▶ Set task
Locate each line of the material that contains "name", then return it.

========

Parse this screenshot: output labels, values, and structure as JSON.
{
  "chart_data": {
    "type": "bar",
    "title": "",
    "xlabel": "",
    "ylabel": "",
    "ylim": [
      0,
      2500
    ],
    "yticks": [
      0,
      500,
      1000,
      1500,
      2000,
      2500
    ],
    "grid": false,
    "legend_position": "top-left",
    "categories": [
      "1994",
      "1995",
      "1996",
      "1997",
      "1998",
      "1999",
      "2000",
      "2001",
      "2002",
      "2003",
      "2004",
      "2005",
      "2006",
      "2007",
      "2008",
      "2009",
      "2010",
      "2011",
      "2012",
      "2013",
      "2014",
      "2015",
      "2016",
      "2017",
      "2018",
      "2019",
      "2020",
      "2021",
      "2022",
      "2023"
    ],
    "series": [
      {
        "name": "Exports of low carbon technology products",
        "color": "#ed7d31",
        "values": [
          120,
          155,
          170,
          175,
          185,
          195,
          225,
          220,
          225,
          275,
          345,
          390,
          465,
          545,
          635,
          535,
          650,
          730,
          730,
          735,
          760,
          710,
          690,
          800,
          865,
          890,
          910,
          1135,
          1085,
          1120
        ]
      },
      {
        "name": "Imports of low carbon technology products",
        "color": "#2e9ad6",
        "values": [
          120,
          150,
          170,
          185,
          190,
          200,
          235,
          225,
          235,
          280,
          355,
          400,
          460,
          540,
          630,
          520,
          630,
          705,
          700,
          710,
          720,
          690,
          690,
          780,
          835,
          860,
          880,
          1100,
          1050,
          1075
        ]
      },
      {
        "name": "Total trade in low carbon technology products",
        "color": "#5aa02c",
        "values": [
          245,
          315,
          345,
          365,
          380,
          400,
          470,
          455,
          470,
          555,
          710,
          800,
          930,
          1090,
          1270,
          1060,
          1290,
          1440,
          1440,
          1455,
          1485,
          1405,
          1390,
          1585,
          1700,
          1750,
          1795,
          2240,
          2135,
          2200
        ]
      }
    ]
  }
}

========

▶ Output of the exercise
        "name": "Exports of low carbon technology products",
        "name": "Imports of low carbon technology products",
        "name": "Total trade in low carbon technology products",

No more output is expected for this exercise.